• **Items**:

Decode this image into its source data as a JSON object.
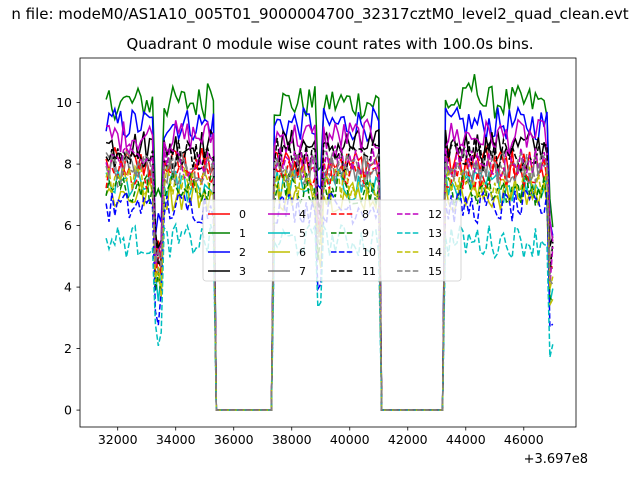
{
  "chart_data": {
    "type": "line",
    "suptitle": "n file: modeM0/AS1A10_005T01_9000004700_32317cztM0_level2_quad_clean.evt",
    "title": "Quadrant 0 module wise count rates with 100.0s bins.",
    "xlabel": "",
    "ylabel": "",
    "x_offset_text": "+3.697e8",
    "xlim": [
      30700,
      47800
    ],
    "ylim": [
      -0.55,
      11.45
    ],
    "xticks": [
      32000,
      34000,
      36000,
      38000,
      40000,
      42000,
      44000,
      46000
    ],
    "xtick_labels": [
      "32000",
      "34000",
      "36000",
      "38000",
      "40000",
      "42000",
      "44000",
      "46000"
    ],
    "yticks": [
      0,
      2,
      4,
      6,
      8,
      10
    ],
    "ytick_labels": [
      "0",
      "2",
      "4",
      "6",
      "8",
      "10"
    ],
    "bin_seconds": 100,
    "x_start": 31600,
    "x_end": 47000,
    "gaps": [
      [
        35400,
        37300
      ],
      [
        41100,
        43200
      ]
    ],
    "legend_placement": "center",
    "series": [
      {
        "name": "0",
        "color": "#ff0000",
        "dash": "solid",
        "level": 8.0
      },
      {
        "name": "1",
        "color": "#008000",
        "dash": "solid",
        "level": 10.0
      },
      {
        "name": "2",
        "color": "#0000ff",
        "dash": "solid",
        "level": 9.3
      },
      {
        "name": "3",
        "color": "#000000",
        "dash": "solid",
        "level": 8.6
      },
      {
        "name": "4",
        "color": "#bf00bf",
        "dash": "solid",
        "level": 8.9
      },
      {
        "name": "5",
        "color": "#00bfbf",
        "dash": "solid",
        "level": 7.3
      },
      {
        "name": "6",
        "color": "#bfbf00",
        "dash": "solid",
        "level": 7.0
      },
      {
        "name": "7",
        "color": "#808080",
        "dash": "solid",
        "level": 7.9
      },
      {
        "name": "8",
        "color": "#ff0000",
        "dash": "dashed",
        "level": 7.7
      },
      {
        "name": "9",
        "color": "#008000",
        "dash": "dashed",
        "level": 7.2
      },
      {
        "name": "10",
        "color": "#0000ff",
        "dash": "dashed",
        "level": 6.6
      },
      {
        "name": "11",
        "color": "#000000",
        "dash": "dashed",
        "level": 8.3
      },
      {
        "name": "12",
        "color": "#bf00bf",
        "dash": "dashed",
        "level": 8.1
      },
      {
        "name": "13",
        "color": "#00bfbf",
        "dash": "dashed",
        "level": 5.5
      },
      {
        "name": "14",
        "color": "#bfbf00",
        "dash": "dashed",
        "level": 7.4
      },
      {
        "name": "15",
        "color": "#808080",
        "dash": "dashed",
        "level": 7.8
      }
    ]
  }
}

• **Written instruction**:
Quote the data above in full, leaving out the pictures it holds.

• **Full output**:
Decode this image into its source data as a JSON object.
{
  "chart_data": {
    "type": "line",
    "suptitle": "n file: modeM0/AS1A10_005T01_9000004700_32317cztM0_level2_quad_clean.evt",
    "title": "Quadrant 0 module wise count rates with 100.0s bins.",
    "xlabel": "",
    "ylabel": "",
    "x_offset_text": "+3.697e8",
    "xlim": [
      30700,
      47800
    ],
    "ylim": [
      -0.55,
      11.45
    ],
    "xticks": [
      32000,
      34000,
      36000,
      38000,
      40000,
      42000,
      44000,
      46000
    ],
    "xtick_labels": [
      "32000",
      "34000",
      "36000",
      "38000",
      "40000",
      "42000",
      "44000",
      "46000"
    ],
    "yticks": [
      0,
      2,
      4,
      6,
      8,
      10
    ],
    "ytick_labels": [
      "0",
      "2",
      "4",
      "6",
      "8",
      "10"
    ],
    "bin_seconds": 100,
    "x_start": 31600,
    "x_end": 47000,
    "gaps": [
      [
        35400,
        37300
      ],
      [
        41100,
        43200
      ]
    ],
    "legend_placement": "center",
    "series": [
      {
        "name": "0",
        "color": "#ff0000",
        "dash": "solid",
        "level": 8.0
      },
      {
        "name": "1",
        "color": "#008000",
        "dash": "solid",
        "level": 10.0
      },
      {
        "name": "2",
        "color": "#0000ff",
        "dash": "solid",
        "level": 9.3
      },
      {
        "name": "3",
        "color": "#000000",
        "dash": "solid",
        "level": 8.6
      },
      {
        "name": "4",
        "color": "#bf00bf",
        "dash": "solid",
        "level": 8.9
      },
      {
        "name": "5",
        "color": "#00bfbf",
        "dash": "solid",
        "level": 7.3
      },
      {
        "name": "6",
        "color": "#bfbf00",
        "dash": "solid",
        "level": 7.0
      },
      {
        "name": "7",
        "color": "#808080",
        "dash": "solid",
        "level": 7.9
      },
      {
        "name": "8",
        "color": "#ff0000",
        "dash": "dashed",
        "level": 7.7
      },
      {
        "name": "9",
        "color": "#008000",
        "dash": "dashed",
        "level": 7.2
      },
      {
        "name": "10",
        "color": "#0000ff",
        "dash": "dashed",
        "level": 6.6
      },
      {
        "name": "11",
        "color": "#000000",
        "dash": "dashed",
        "level": 8.3
      },
      {
        "name": "12",
        "color": "#bf00bf",
        "dash": "dashed",
        "level": 8.1
      },
      {
        "name": "13",
        "color": "#00bfbf",
        "dash": "dashed",
        "level": 5.5
      },
      {
        "name": "14",
        "color": "#bfbf00",
        "dash": "dashed",
        "level": 7.4
      },
      {
        "name": "15",
        "color": "#808080",
        "dash": "dashed",
        "level": 7.8
      }
    ]
  }
}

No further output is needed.